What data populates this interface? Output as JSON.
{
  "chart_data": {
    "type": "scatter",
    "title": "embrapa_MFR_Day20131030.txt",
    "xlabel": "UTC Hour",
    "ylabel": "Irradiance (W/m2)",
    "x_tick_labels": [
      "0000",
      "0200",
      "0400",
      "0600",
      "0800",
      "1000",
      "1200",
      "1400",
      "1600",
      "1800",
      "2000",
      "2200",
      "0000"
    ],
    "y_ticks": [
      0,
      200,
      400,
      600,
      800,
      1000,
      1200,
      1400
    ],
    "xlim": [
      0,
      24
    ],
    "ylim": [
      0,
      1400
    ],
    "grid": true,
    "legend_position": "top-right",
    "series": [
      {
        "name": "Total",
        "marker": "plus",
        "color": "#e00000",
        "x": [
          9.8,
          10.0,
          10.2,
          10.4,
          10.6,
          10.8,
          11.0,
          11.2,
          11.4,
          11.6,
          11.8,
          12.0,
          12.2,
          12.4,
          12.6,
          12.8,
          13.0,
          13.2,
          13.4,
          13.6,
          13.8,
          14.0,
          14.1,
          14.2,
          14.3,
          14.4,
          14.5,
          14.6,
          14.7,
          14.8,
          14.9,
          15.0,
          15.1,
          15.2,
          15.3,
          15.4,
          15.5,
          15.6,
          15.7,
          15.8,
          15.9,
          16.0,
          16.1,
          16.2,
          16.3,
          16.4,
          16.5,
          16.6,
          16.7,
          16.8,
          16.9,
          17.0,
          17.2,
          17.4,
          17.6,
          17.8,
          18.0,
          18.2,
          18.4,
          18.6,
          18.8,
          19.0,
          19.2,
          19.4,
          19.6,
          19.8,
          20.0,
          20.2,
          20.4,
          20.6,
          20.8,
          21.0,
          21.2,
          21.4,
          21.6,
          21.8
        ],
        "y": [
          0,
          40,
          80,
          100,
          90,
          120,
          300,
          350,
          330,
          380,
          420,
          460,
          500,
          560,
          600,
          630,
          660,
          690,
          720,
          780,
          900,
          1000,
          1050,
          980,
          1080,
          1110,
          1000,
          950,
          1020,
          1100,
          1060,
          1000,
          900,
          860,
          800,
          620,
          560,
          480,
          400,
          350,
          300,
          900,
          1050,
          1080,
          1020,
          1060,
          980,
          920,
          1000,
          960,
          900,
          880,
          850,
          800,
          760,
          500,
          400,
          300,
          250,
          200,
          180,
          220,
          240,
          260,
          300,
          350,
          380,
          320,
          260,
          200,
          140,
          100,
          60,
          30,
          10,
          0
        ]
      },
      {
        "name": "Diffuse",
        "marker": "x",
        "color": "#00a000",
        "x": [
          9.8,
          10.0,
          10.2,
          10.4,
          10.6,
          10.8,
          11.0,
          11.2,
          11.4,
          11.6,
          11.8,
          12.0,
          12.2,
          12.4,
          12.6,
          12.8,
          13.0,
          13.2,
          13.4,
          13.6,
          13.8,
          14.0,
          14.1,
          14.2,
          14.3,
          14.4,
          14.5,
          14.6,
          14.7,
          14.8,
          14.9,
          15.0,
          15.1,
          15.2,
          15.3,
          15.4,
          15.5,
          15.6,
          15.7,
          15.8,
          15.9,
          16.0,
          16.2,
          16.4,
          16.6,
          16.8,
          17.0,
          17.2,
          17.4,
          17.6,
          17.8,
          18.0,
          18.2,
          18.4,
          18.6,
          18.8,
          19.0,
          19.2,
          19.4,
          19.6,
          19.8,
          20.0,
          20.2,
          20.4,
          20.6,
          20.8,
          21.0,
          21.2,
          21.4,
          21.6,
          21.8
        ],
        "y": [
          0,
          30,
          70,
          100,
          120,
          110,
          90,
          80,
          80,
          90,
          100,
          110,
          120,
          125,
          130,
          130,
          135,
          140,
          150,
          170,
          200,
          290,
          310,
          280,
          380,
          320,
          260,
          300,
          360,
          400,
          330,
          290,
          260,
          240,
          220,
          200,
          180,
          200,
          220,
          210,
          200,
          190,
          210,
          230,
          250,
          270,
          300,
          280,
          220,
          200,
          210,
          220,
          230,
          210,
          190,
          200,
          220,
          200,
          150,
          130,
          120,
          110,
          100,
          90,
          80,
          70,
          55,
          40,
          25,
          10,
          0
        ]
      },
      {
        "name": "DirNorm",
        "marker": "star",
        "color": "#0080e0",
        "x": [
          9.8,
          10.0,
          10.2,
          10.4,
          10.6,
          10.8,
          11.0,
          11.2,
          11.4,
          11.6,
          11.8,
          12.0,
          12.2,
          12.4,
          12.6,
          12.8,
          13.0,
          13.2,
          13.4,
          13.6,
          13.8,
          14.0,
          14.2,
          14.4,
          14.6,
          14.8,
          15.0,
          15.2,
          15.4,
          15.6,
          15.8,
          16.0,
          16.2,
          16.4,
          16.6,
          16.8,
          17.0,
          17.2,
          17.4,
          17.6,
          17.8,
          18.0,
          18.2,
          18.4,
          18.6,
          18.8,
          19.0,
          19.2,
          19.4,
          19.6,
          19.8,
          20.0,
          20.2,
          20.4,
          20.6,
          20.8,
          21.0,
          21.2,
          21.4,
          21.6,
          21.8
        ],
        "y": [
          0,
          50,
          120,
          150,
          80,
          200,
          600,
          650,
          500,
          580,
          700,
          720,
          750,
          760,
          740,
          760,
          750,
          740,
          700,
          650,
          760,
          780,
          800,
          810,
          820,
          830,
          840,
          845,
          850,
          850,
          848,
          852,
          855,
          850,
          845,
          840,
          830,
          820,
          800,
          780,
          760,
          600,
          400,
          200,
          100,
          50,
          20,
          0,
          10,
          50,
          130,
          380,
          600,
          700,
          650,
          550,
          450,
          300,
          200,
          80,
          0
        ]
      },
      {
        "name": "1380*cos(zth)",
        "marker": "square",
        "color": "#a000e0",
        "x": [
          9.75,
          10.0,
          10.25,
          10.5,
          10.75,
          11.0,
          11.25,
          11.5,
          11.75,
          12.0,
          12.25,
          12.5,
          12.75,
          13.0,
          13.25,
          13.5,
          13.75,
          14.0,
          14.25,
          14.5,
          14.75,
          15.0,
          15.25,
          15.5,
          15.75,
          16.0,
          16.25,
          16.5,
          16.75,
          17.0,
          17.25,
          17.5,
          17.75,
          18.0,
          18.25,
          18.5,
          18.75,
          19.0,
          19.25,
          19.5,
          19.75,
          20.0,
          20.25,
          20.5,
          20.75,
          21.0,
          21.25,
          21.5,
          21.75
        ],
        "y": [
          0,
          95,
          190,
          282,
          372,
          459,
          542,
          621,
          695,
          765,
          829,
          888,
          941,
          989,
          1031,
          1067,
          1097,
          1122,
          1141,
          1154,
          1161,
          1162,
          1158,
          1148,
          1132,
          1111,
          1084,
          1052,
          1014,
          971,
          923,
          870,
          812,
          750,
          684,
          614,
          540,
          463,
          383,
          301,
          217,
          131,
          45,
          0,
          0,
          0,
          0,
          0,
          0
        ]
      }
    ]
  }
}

[Goal]
Exactly reproduce every record.

[Result of the task]
What data populates this interface? Output as JSON.
{
  "chart_data": {
    "type": "scatter",
    "title": "embrapa_MFR_Day20131030.txt",
    "xlabel": "UTC Hour",
    "ylabel": "Irradiance (W/m2)",
    "x_tick_labels": [
      "0000",
      "0200",
      "0400",
      "0600",
      "0800",
      "1000",
      "1200",
      "1400",
      "1600",
      "1800",
      "2000",
      "2200",
      "0000"
    ],
    "y_ticks": [
      0,
      200,
      400,
      600,
      800,
      1000,
      1200,
      1400
    ],
    "xlim": [
      0,
      24
    ],
    "ylim": [
      0,
      1400
    ],
    "grid": true,
    "legend_position": "top-right",
    "series": [
      {
        "name": "Total",
        "marker": "plus",
        "color": "#e00000",
        "x": [
          9.8,
          10.0,
          10.2,
          10.4,
          10.6,
          10.8,
          11.0,
          11.2,
          11.4,
          11.6,
          11.8,
          12.0,
          12.2,
          12.4,
          12.6,
          12.8,
          13.0,
          13.2,
          13.4,
          13.6,
          13.8,
          14.0,
          14.1,
          14.2,
          14.3,
          14.4,
          14.5,
          14.6,
          14.7,
          14.8,
          14.9,
          15.0,
          15.1,
          15.2,
          15.3,
          15.4,
          15.5,
          15.6,
          15.7,
          15.8,
          15.9,
          16.0,
          16.1,
          16.2,
          16.3,
          16.4,
          16.5,
          16.6,
          16.7,
          16.8,
          16.9,
          17.0,
          17.2,
          17.4,
          17.6,
          17.8,
          18.0,
          18.2,
          18.4,
          18.6,
          18.8,
          19.0,
          19.2,
          19.4,
          19.6,
          19.8,
          20.0,
          20.2,
          20.4,
          20.6,
          20.8,
          21.0,
          21.2,
          21.4,
          21.6,
          21.8
        ],
        "y": [
          0,
          40,
          80,
          100,
          90,
          120,
          300,
          350,
          330,
          380,
          420,
          460,
          500,
          560,
          600,
          630,
          660,
          690,
          720,
          780,
          900,
          1000,
          1050,
          980,
          1080,
          1110,
          1000,
          950,
          1020,
          1100,
          1060,
          1000,
          900,
          860,
          800,
          620,
          560,
          480,
          400,
          350,
          300,
          900,
          1050,
          1080,
          1020,
          1060,
          980,
          920,
          1000,
          960,
          900,
          880,
          850,
          800,
          760,
          500,
          400,
          300,
          250,
          200,
          180,
          220,
          240,
          260,
          300,
          350,
          380,
          320,
          260,
          200,
          140,
          100,
          60,
          30,
          10,
          0
        ]
      },
      {
        "name": "Diffuse",
        "marker": "x",
        "color": "#00a000",
        "x": [
          9.8,
          10.0,
          10.2,
          10.4,
          10.6,
          10.8,
          11.0,
          11.2,
          11.4,
          11.6,
          11.8,
          12.0,
          12.2,
          12.4,
          12.6,
          12.8,
          13.0,
          13.2,
          13.4,
          13.6,
          13.8,
          14.0,
          14.1,
          14.2,
          14.3,
          14.4,
          14.5,
          14.6,
          14.7,
          14.8,
          14.9,
          15.0,
          15.1,
          15.2,
          15.3,
          15.4,
          15.5,
          15.6,
          15.7,
          15.8,
          15.9,
          16.0,
          16.2,
          16.4,
          16.6,
          16.8,
          17.0,
          17.2,
          17.4,
          17.6,
          17.8,
          18.0,
          18.2,
          18.4,
          18.6,
          18.8,
          19.0,
          19.2,
          19.4,
          19.6,
          19.8,
          20.0,
          20.2,
          20.4,
          20.6,
          20.8,
          21.0,
          21.2,
          21.4,
          21.6,
          21.8
        ],
        "y": [
          0,
          30,
          70,
          100,
          120,
          110,
          90,
          80,
          80,
          90,
          100,
          110,
          120,
          125,
          130,
          130,
          135,
          140,
          150,
          170,
          200,
          290,
          310,
          280,
          380,
          320,
          260,
          300,
          360,
          400,
          330,
          290,
          260,
          240,
          220,
          200,
          180,
          200,
          220,
          210,
          200,
          190,
          210,
          230,
          250,
          270,
          300,
          280,
          220,
          200,
          210,
          220,
          230,
          210,
          190,
          200,
          220,
          200,
          150,
          130,
          120,
          110,
          100,
          90,
          80,
          70,
          55,
          40,
          25,
          10,
          0
        ]
      },
      {
        "name": "DirNorm",
        "marker": "star",
        "color": "#0080e0",
        "x": [
          9.8,
          10.0,
          10.2,
          10.4,
          10.6,
          10.8,
          11.0,
          11.2,
          11.4,
          11.6,
          11.8,
          12.0,
          12.2,
          12.4,
          12.6,
          12.8,
          13.0,
          13.2,
          13.4,
          13.6,
          13.8,
          14.0,
          14.2,
          14.4,
          14.6,
          14.8,
          15.0,
          15.2,
          15.4,
          15.6,
          15.8,
          16.0,
          16.2,
          16.4,
          16.6,
          16.8,
          17.0,
          17.2,
          17.4,
          17.6,
          17.8,
          18.0,
          18.2,
          18.4,
          18.6,
          18.8,
          19.0,
          19.2,
          19.4,
          19.6,
          19.8,
          20.0,
          20.2,
          20.4,
          20.6,
          20.8,
          21.0,
          21.2,
          21.4,
          21.6,
          21.8
        ],
        "y": [
          0,
          50,
          120,
          150,
          80,
          200,
          600,
          650,
          500,
          580,
          700,
          720,
          750,
          760,
          740,
          760,
          750,
          740,
          700,
          650,
          760,
          780,
          800,
          810,
          820,
          830,
          840,
          845,
          850,
          850,
          848,
          852,
          855,
          850,
          845,
          840,
          830,
          820,
          800,
          780,
          760,
          600,
          400,
          200,
          100,
          50,
          20,
          0,
          10,
          50,
          130,
          380,
          600,
          700,
          650,
          550,
          450,
          300,
          200,
          80,
          0
        ]
      },
      {
        "name": "1380*cos(zth)",
        "marker": "square",
        "color": "#a000e0",
        "x": [
          9.75,
          10.0,
          10.25,
          10.5,
          10.75,
          11.0,
          11.25,
          11.5,
          11.75,
          12.0,
          12.25,
          12.5,
          12.75,
          13.0,
          13.25,
          13.5,
          13.75,
          14.0,
          14.25,
          14.5,
          14.75,
          15.0,
          15.25,
          15.5,
          15.75,
          16.0,
          16.25,
          16.5,
          16.75,
          17.0,
          17.25,
          17.5,
          17.75,
          18.0,
          18.25,
          18.5,
          18.75,
          19.0,
          19.25,
          19.5,
          19.75,
          20.0,
          20.25,
          20.5,
          20.75,
          21.0,
          21.25,
          21.5,
          21.75
        ],
        "y": [
          0,
          95,
          190,
          282,
          372,
          459,
          542,
          621,
          695,
          765,
          829,
          888,
          941,
          989,
          1031,
          1067,
          1097,
          1122,
          1141,
          1154,
          1161,
          1162,
          1158,
          1148,
          1132,
          1111,
          1084,
          1052,
          1014,
          971,
          923,
          870,
          812,
          750,
          684,
          614,
          540,
          463,
          383,
          301,
          217,
          131,
          45,
          0,
          0,
          0,
          0,
          0,
          0
        ]
      }
    ]
  }
}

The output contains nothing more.